-- start of Dataset excerpts --

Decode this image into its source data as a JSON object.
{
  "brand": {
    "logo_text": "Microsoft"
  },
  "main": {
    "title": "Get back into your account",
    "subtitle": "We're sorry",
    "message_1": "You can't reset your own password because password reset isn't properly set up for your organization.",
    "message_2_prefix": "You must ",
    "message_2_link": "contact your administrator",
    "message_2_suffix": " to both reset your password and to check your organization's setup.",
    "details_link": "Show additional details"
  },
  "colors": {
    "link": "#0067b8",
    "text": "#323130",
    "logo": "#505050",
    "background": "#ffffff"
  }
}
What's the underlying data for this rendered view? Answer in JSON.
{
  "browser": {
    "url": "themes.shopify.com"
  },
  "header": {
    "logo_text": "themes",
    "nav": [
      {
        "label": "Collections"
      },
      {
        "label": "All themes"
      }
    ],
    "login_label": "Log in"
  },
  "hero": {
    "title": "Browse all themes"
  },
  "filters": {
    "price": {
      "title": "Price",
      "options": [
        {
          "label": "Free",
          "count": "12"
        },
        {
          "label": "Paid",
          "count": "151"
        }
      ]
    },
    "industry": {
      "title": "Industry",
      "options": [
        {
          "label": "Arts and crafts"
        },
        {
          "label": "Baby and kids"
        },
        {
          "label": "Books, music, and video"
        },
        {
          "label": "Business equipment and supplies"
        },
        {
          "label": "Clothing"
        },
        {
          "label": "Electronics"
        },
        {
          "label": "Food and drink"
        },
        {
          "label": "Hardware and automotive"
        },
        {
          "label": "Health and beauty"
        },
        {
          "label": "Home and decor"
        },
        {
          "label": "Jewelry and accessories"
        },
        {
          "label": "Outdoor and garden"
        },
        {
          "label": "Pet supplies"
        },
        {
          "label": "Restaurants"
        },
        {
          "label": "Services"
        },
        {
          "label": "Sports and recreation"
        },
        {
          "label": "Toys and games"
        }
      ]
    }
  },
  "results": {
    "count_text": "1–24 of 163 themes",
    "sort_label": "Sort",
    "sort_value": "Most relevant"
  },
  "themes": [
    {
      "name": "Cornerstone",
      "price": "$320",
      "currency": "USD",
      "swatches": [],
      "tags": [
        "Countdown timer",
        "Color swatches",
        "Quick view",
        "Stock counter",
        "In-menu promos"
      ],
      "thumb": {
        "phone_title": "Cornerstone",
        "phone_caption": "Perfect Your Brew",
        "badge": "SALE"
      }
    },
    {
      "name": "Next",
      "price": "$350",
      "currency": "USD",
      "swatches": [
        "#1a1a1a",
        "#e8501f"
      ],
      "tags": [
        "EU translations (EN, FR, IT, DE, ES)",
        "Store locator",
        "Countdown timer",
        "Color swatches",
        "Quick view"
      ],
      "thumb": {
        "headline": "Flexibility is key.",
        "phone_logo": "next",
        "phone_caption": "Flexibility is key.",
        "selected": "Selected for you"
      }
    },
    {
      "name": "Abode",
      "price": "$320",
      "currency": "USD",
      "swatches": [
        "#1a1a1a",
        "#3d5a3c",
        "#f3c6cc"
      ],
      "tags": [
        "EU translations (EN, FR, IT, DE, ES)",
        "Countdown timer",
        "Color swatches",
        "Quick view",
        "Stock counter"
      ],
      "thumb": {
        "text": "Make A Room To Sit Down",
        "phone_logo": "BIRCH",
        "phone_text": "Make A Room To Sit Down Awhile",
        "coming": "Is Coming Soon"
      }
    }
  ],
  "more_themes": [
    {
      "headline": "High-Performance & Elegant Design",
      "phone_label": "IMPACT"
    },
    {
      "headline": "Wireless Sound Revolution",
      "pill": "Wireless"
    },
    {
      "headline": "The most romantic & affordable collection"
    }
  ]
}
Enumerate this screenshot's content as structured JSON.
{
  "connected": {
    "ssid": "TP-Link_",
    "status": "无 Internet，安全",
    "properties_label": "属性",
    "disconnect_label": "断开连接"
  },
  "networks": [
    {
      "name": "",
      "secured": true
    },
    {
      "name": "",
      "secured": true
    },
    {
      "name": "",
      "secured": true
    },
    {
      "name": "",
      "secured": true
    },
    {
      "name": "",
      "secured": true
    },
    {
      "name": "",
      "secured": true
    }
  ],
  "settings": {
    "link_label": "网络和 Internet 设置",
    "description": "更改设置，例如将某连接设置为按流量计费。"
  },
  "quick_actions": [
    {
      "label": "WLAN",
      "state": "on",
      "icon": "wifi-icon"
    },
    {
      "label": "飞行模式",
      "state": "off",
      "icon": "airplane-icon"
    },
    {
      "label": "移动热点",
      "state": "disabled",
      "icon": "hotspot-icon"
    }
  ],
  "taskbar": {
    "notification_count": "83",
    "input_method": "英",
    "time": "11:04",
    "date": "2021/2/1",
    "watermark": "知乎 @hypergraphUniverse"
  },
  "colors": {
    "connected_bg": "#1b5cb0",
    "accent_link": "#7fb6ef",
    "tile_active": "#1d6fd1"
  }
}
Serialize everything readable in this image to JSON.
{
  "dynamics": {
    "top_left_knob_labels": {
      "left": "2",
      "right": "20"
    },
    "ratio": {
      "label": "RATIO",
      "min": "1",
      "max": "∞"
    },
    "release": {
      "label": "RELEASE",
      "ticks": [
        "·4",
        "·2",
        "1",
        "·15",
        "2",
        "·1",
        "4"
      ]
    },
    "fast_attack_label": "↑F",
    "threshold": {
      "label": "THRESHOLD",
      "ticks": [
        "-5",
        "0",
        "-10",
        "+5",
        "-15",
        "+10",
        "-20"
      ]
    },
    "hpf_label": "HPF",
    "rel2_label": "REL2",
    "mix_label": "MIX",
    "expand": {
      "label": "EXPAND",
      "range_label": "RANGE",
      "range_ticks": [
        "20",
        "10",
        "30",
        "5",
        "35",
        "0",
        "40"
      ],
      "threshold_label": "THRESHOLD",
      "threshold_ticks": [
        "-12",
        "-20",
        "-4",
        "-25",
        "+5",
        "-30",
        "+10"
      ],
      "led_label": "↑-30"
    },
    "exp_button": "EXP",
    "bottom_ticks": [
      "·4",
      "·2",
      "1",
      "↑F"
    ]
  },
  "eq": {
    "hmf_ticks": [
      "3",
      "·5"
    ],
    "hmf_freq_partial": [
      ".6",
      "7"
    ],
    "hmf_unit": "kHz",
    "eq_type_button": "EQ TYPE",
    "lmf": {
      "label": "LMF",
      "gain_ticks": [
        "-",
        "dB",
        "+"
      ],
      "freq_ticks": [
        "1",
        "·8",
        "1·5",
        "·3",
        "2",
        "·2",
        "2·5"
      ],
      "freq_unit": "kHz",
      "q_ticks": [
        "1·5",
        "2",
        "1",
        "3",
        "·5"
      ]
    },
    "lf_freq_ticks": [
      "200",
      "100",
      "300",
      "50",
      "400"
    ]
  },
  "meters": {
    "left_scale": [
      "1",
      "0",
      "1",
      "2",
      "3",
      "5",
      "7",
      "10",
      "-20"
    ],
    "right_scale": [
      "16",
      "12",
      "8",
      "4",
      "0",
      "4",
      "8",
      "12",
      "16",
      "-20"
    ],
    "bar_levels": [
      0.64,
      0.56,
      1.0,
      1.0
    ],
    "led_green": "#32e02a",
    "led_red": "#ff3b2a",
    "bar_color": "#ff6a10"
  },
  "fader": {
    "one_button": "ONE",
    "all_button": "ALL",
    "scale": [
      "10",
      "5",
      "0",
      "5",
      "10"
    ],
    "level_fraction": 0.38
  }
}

-- end of Dataset excerpts --

## Directions for this task
Every entry needs to be retyped exactly.

## Result of this task
Decode this image into its source data as a JSON object.
{
  "brand": {
    "logo_text": "Microsoft"
  },
  "main": {
    "title": "Get back into your account",
    "subtitle": "We're sorry",
    "message_1": "You can't reset your own password because password reset isn't properly set up for your organization.",
    "message_2_prefix": "You must ",
    "message_2_link": "contact your administrator",
    "message_2_suffix": " to both reset your password and to check your organization's setup.",
    "details_link": "Show additional details"
  },
  "colors": {
    "link": "#0067b8",
    "text": "#323130",
    "logo": "#505050",
    "background": "#ffffff"
  }
}
What's the underlying data for this rendered view? Answer in JSON.
{
  "browser": {
    "url": "themes.shopify.com"
  },
  "header": {
    "logo_text": "themes",
    "nav": [
      {
        "label": "Collections"
      },
      {
        "label": "All themes"
      }
    ],
    "login_label": "Log in"
  },
  "hero": {
    "title": "Browse all themes"
  },
  "filters": {
    "price": {
      "title": "Price",
      "options": [
        {
          "label": "Free",
          "count": "12"
        },
        {
          "label": "Paid",
          "count": "151"
        }
      ]
    },
    "industry": {
      "title": "Industry",
      "options": [
        {
          "label": "Arts and crafts"
        },
        {
          "label": "Baby and kids"
        },
        {
          "label": "Books, music, and video"
        },
        {
          "label": "Business equipment and supplies"
        },
        {
          "label": "Clothing"
        },
        {
          "label": "Electronics"
        },
        {
          "label": "Food and drink"
        },
        {
          "label": "Hardware and automotive"
        },
        {
          "label": "Health and beauty"
        },
        {
          "label": "Home and decor"
        },
        {
          "label": "Jewelry and accessories"
        },
        {
          "label": "Outdoor and garden"
        },
        {
          "label": "Pet supplies"
        },
        {
          "label": "Restaurants"
        },
        {
          "label": "Services"
        },
        {
          "label": "Sports and recreation"
        },
        {
          "label": "Toys and games"
        }
      ]
    }
  },
  "results": {
    "count_text": "1–24 of 163 themes",
    "sort_label": "Sort",
    "sort_value": "Most relevant"
  },
  "themes": [
    {
      "name": "Cornerstone",
      "price": "$320",
      "currency": "USD",
      "swatches": [],
      "tags": [
        "Countdown timer",
        "Color swatches",
        "Quick view",
        "Stock counter",
        "In-menu promos"
      ],
      "thumb": {
        "phone_title": "Cornerstone",
        "phone_caption": "Perfect Your Brew",
        "badge": "SALE"
      }
    },
    {
      "name": "Next",
      "price": "$350",
      "currency": "USD",
      "swatches": [
        "#1a1a1a",
        "#e8501f"
      ],
      "tags": [
        "EU translations (EN, FR, IT, DE, ES)",
        "Store locator",
        "Countdown timer",
        "Color swatches",
        "Quick view"
      ],
      "thumb": {
        "headline": "Flexibility is key.",
        "phone_logo": "next",
        "phone_caption": "Flexibility is key.",
        "selected": "Selected for you"
      }
    },
    {
      "name": "Abode",
      "price": "$320",
      "currency": "USD",
      "swatches": [
        "#1a1a1a",
        "#3d5a3c",
        "#f3c6cc"
      ],
      "tags": [
        "EU translations (EN, FR, IT, DE, ES)",
        "Countdown timer",
        "Color swatches",
        "Quick view",
        "Stock counter"
      ],
      "thumb": {
        "text": "Make A Room To Sit Down",
        "phone_logo": "BIRCH",
        "phone_text": "Make A Room To Sit Down Awhile",
        "coming": "Is Coming Soon"
      }
    }
  ],
  "more_themes": [
    {
      "headline": "High-Performance & Elegant Design",
      "phone_label": "IMPACT"
    },
    {
      "headline": "Wireless Sound Revolution",
      "pill": "Wireless"
    },
    {
      "headline": "The most romantic & affordable collection"
    }
  ]
}
Enumerate this screenshot's content as structured JSON.
{
  "connected": {
    "ssid": "TP-Link_",
    "status": "无 Internet，安全",
    "properties_label": "属性",
    "disconnect_label": "断开连接"
  },
  "networks": [
    {
      "name": "",
      "secured": true
    },
    {
      "name": "",
      "secured": true
    },
    {
      "name": "",
      "secured": true
    },
    {
      "name": "",
      "secured": true
    },
    {
      "name": "",
      "secured": true
    },
    {
      "name": "",
      "secured": true
    }
  ],
  "settings": {
    "link_label": "网络和 Internet 设置",
    "description": "更改设置，例如将某连接设置为按流量计费。"
  },
  "quick_actions": [
    {
      "label": "WLAN",
      "state": "on",
      "icon": "wifi-icon"
    },
    {
      "label": "飞行模式",
      "state": "off",
      "icon": "airplane-icon"
    },
    {
      "label": "移动热点",
      "state": "disabled",
      "icon": "hotspot-icon"
    }
  ],
  "taskbar": {
    "notification_count": "83",
    "input_method": "英",
    "time": "11:04",
    "date": "2021/2/1",
    "watermark": "知乎 @hypergraphUniverse"
  },
  "colors": {
    "connected_bg": "#1b5cb0",
    "accent_link": "#7fb6ef",
    "tile_active": "#1d6fd1"
  }
}
Serialize everything readable in this image to JSON.
{
  "dynamics": {
    "top_left_knob_labels": {
      "left": "2",
      "right": "20"
    },
    "ratio": {
      "label": "RATIO",
      "min": "1",
      "max": "∞"
    },
    "release": {
      "label": "RELEASE",
      "ticks": [
        "·4",
        "·2",
        "1",
        "·15",
        "2",
        "·1",
        "4"
      ]
    },
    "fast_attack_label": "↑F",
    "threshold": {
      "label": "THRESHOLD",
      "ticks": [
        "-5",
        "0",
        "-10",
        "+5",
        "-15",
        "+10",
        "-20"
      ]
    },
    "hpf_label": "HPF",
    "rel2_label": "REL2",
    "mix_label": "MIX",
    "expand": {
      "label": "EXPAND",
      "range_label": "RANGE",
      "range_ticks": [
        "20",
        "10",
        "30",
        "5",
        "35",
        "0",
        "40"
      ],
      "threshold_label": "THRESHOLD",
      "threshold_ticks": [
        "-12",
        "-20",
        "-4",
        "-25",
        "+5",
        "-30",
        "+10"
      ],
      "led_label": "↑-30"
    },
    "exp_button": "EXP",
    "bottom_ticks": [
      "·4",
      "·2",
      "1",
      "↑F"
    ]
  },
  "eq": {
    "hmf_ticks": [
      "3",
      "·5"
    ],
    "hmf_freq_partial": [
      ".6",
      "7"
    ],
    "hmf_unit": "kHz",
    "eq_type_button": "EQ TYPE",
    "lmf": {
      "label": "LMF",
      "gain_ticks": [
        "-",
        "dB",
        "+"
      ],
      "freq_ticks": [
        "1",
        "·8",
        "1·5",
        "·3",
        "2",
        "·2",
        "2·5"
      ],
      "freq_unit": "kHz",
      "q_ticks": [
        "1·5",
        "2",
        "1",
        "3",
        "·5"
      ]
    },
    "lf_freq_ticks": [
      "200",
      "100",
      "300",
      "50",
      "400"
    ]
  },
  "meters": {
    "left_scale": [
      "1",
      "0",
      "1",
      "2",
      "3",
      "5",
      "7",
      "10",
      "-20"
    ],
    "right_scale": [
      "16",
      "12",
      "8",
      "4",
      "0",
      "4",
      "8",
      "12",
      "16",
      "-20"
    ],
    "bar_levels": [
      0.64,
      0.56,
      1.0,
      1.0
    ],
    "led_green": "#32e02a",
    "led_red": "#ff3b2a",
    "bar_color": "#ff6a10"
  },
  "fader": {
    "one_button": "ONE",
    "all_button": "ALL",
    "scale": [
      "10",
      "5",
      "0",
      "5",
      "10"
    ],
    "level_fraction": 0.38
  }
}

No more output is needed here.